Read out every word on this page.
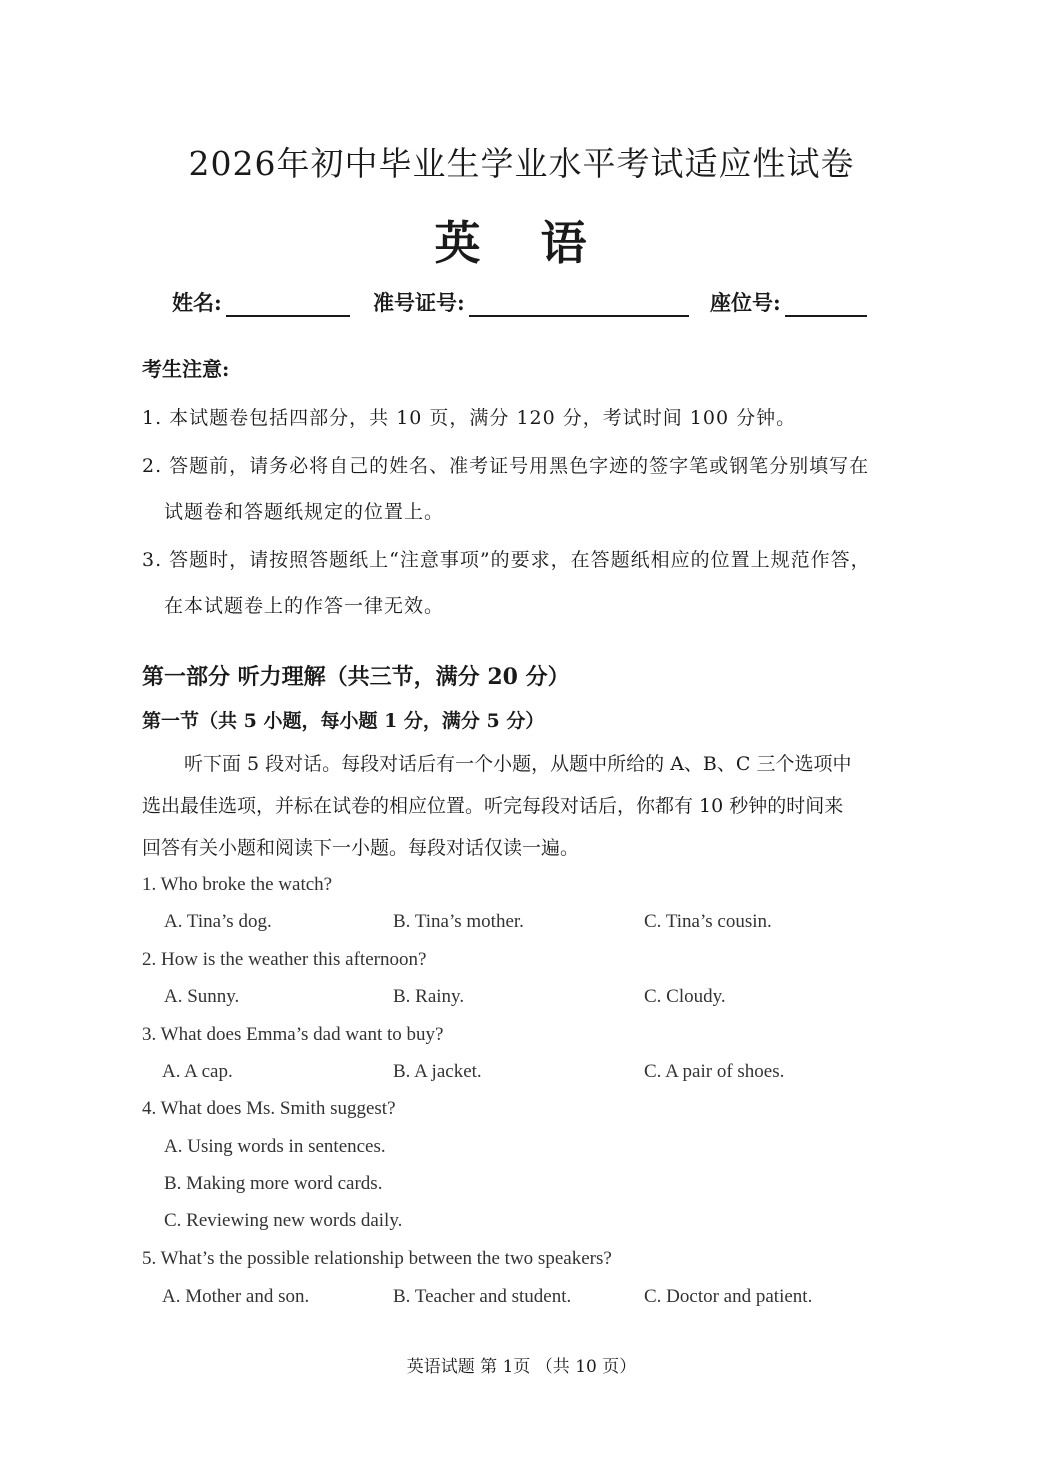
2026年初中毕业生学业水平考试适应性试卷
英 语
姓名:	准号证号:	座位号:
考生注意:
1. 本试题卷包括四部分，共 10 页，满分 120 分，考试时间 100 分钟。
2. 答题前，请务必将自己的姓名、准考证号用黑色字迹的签字笔或钢笔分别填写在
试题卷和答题纸规定的位置上。
3. 答题时，请按照答题纸上“注意事项”的要求，在答题纸相应的位置上规范作答，
在本试题卷上的作答一律无效。
第一部分 听力理解（共三节，满分 20 分）
第一节（共 5 小题，每小题 1 分，满分 5 分）
听下面 5 段对话。每段对话后有一个小题，从题中所给的 A、B、C 三个选项中
选出最佳选项，并标在试卷的相应位置。听完每段对话后，你都有 10 秒钟的时间来
回答有关小题和阅读下一小题。每段对话仅读一遍。
1. Who broke the watch?
A. Tina’s dog.	B. Tina’s mother.	C. Tina’s cousin.
2. How is the weather this afternoon?
A. Sunny.	B. Rainy.	C. Cloudy.
3. What does Emma’s dad want to buy?
A. A cap.	B. A jacket.	C. A pair of shoes.
4. What does Ms. Smith suggest?
A. Using words in sentences.
B. Making more word cards.
C. Reviewing new words daily.
5. What’s the possible relationship between the two speakers?
A. Mother and son.	B. Teacher and student.	C. Doctor and patient.
英语试题 第 1页 （共 10 页）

-*-*-

### GOAL OF THE EXERCISE
Except for the pictures, give all the material above again verbatim.

### FINISHED TASK
Read out every word on this page.
2026年初中毕业生学业水平考试适应性试卷
英 语
姓名:	准号证号:	座位号:
考生注意:
1. 本试题卷包括四部分，共 10 页，满分 120 分，考试时间 100 分钟。
2. 答题前，请务必将自己的姓名、准考证号用黑色字迹的签字笔或钢笔分别填写在
试题卷和答题纸规定的位置上。
3. 答题时，请按照答题纸上“注意事项”的要求，在答题纸相应的位置上规范作答，
在本试题卷上的作答一律无效。
第一部分 听力理解（共三节，满分 20 分）
第一节（共 5 小题，每小题 1 分，满分 5 分）
听下面 5 段对话。每段对话后有一个小题，从题中所给的 A、B、C 三个选项中
选出最佳选项，并标在试卷的相应位置。听完每段对话后，你都有 10 秒钟的时间来
回答有关小题和阅读下一小题。每段对话仅读一遍。
1. Who broke the watch?
A. Tina’s dog.	B. Tina’s mother.	C. Tina’s cousin.
2. How is the weather this afternoon?
A. Sunny.	B. Rainy.	C. Cloudy.
3. What does Emma’s dad want to buy?
A. A cap.	B. A jacket.	C. A pair of shoes.
4. What does Ms. Smith suggest?
A. Using words in sentences.
B. Making more word cards.
C. Reviewing new words daily.
5. What’s the possible relationship between the two speakers?
A. Mother and son.	B. Teacher and student.	C. Doctor and patient.
英语试题 第 1页 （共 10 页）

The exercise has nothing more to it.